=== Material shown ===

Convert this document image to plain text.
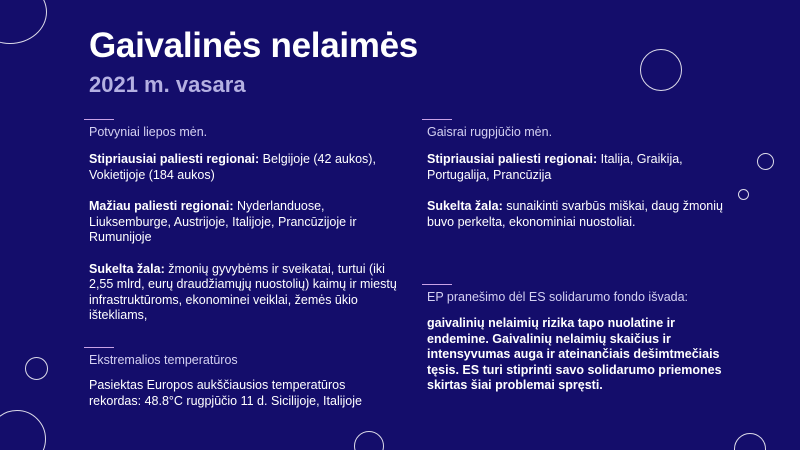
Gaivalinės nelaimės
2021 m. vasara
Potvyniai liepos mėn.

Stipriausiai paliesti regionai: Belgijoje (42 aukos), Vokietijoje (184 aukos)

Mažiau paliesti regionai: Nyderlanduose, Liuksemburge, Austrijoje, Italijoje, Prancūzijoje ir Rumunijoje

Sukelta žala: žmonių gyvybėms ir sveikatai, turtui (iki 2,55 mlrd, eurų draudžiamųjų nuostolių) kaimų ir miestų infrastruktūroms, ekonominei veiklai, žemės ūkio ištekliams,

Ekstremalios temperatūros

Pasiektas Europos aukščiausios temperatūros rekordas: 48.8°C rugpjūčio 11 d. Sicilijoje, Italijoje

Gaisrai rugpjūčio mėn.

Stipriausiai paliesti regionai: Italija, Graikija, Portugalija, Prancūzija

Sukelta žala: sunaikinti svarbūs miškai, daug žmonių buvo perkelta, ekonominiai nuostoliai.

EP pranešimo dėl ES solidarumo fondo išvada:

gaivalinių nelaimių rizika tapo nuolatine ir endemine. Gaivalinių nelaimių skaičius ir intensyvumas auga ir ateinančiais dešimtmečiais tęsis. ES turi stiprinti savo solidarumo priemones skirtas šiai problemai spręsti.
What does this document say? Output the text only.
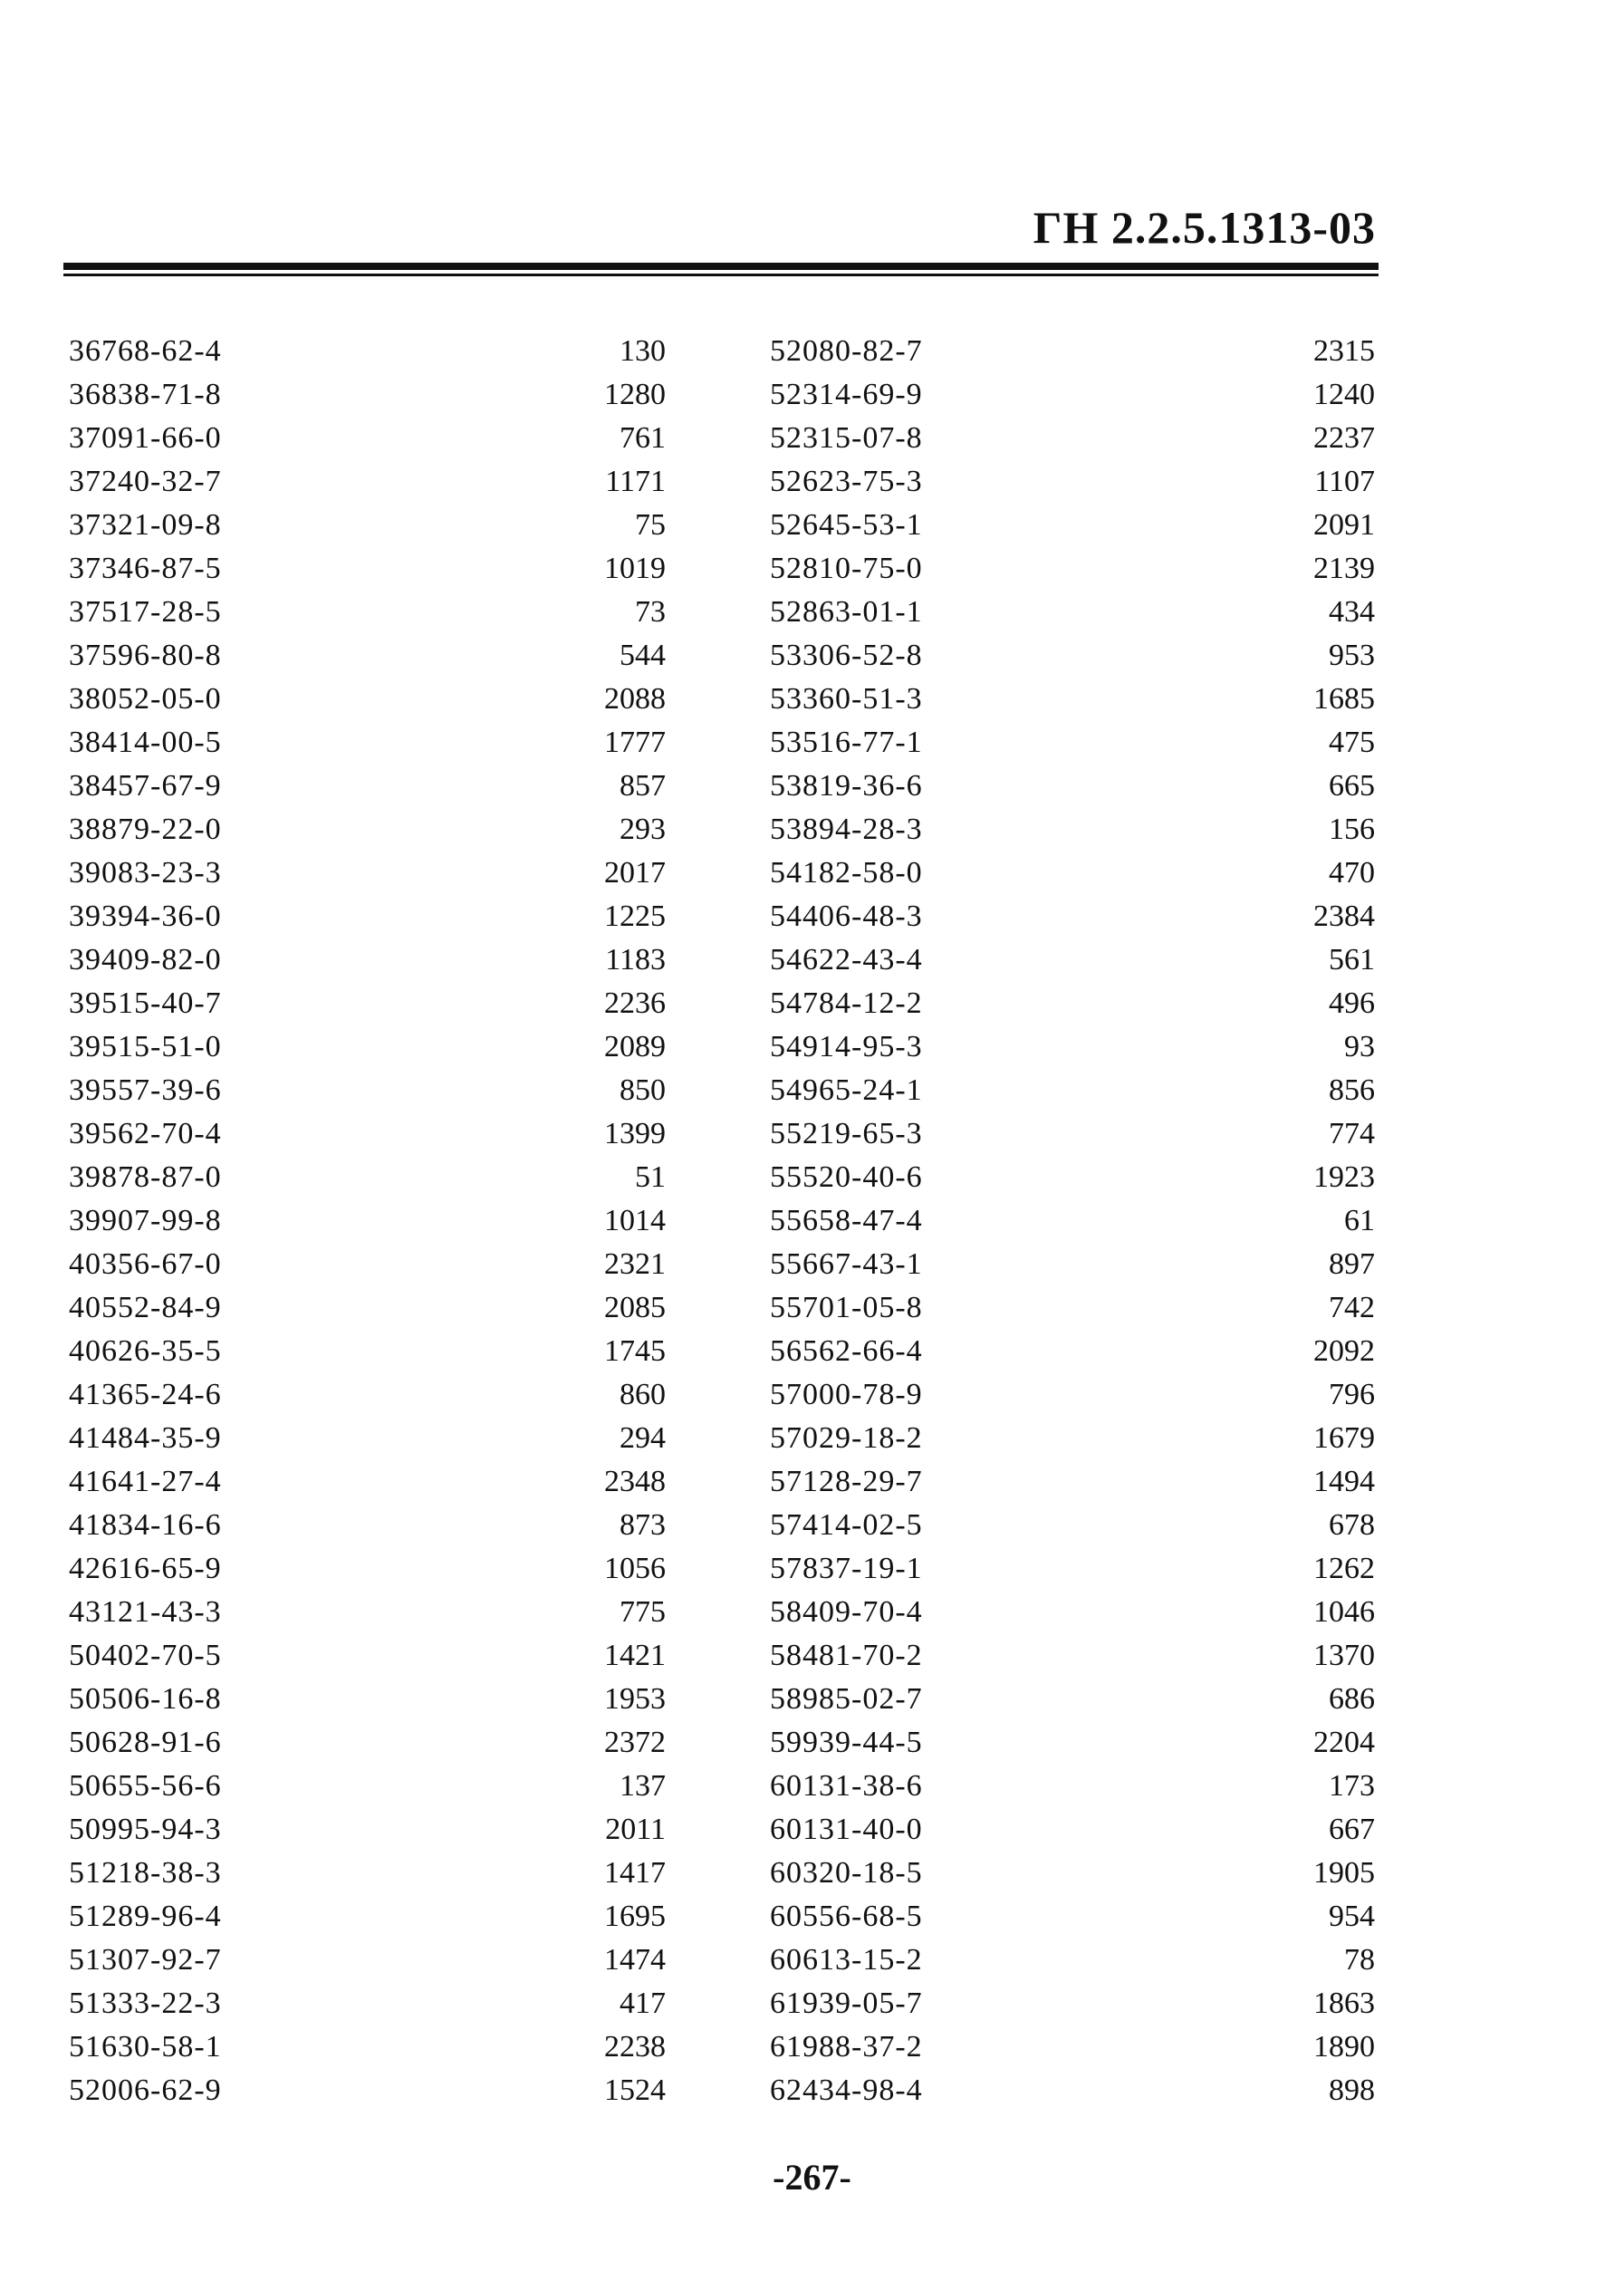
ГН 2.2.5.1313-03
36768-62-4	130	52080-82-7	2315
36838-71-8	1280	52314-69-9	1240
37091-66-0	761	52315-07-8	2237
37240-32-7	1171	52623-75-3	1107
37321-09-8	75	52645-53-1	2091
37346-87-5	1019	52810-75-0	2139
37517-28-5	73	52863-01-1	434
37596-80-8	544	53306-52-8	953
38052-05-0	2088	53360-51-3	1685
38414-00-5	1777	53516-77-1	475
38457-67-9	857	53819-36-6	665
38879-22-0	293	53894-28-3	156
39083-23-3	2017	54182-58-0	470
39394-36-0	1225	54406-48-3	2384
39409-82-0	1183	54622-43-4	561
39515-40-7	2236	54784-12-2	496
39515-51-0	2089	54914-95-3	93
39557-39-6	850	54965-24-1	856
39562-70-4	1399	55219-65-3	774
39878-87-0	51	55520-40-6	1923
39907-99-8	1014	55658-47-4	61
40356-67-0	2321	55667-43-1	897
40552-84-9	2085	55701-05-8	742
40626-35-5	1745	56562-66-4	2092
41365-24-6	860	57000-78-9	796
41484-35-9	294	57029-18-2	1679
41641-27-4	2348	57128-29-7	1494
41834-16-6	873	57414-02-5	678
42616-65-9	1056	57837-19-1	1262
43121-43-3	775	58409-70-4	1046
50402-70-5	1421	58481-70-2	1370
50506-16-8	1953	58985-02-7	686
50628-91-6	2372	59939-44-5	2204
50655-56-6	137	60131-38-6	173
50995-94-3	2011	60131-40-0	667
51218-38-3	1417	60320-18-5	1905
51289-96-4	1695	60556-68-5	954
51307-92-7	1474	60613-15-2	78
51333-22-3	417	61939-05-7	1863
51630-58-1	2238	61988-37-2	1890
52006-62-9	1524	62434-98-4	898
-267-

===

Look for "žala" and pull out every line that has it.

**Written answer**
Sukelta žala: žmonių gyvybėms ir sveikatai, turtui (iki 2,55 mlrd, eurų draudžiamųjų nuostolių) kaimų ir miestų infrastruktūroms, ekonominei veiklai, žemės ūkio ištekliams,
Sukelta žala: sunaikinti svarbūs miškai, daug žmonių buvo perkelta, ekonominiai nuostoliai.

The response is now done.